» ENTRIES:
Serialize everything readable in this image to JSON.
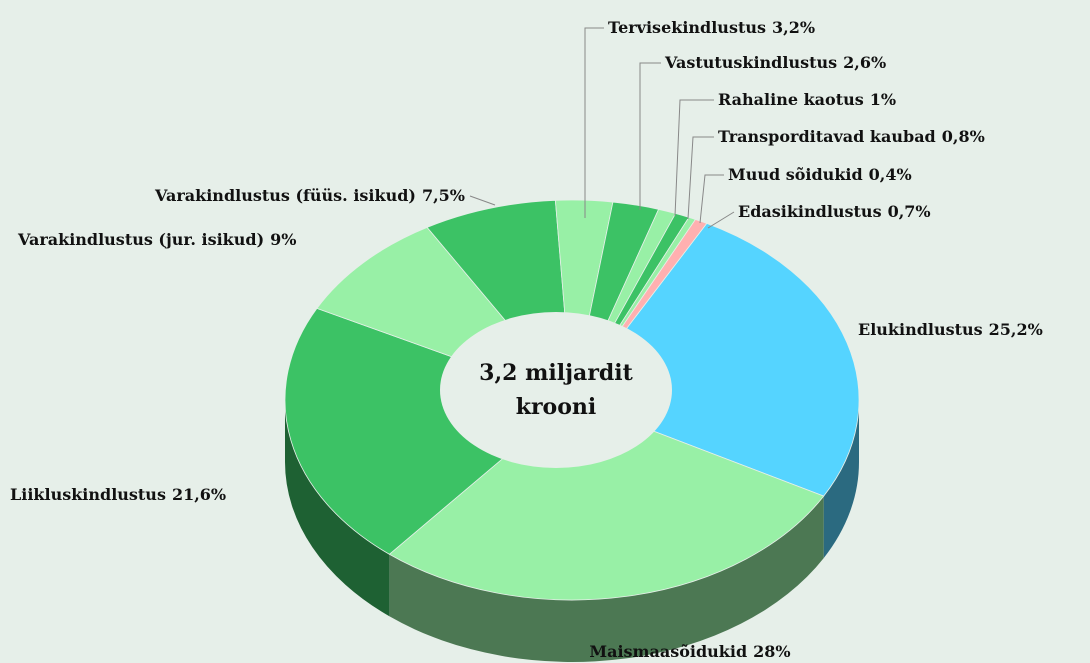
{
  "chart_data": {
    "type": "donut3d",
    "center_text": [
      "3,2 miljardit",
      "krooni"
    ],
    "categories": [
      "Elukindlustus",
      "Maismaasõidukid",
      "Liikluskindlustus",
      "Varakindlustus (jur. isikud)",
      "Varakindlustus (füüs. isikud)",
      "Tervisekindlustus",
      "Vastutuskindlustus",
      "Rahaline kaotus",
      "Transporditavad kaubad",
      "Muud sõidukid",
      "Edasikindlustus"
    ],
    "values": [
      25.2,
      28,
      21.6,
      9,
      7.5,
      3.2,
      2.6,
      1,
      0.8,
      0.4,
      0.7
    ],
    "value_labels": [
      "25,2%",
      "28%",
      "21,6%",
      "9%",
      "7,5%",
      "3,2%",
      "2,6%",
      "1%",
      "0,8%",
      "0,4%",
      "0,7%"
    ],
    "colors": [
      "#55d4ff",
      "#98f0a6",
      "#3cc265",
      "#98f0a6",
      "#3cc265",
      "#98f0a6",
      "#3cc265",
      "#98f0a6",
      "#3cc265",
      "#98f0a6",
      "#ffb0b0"
    ]
  }
}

» YOUR GOAL: What is the number of lines above that hold the string "Varakindlustus"? Answer with that number alone.

» EXERCISE OUTPUT: 2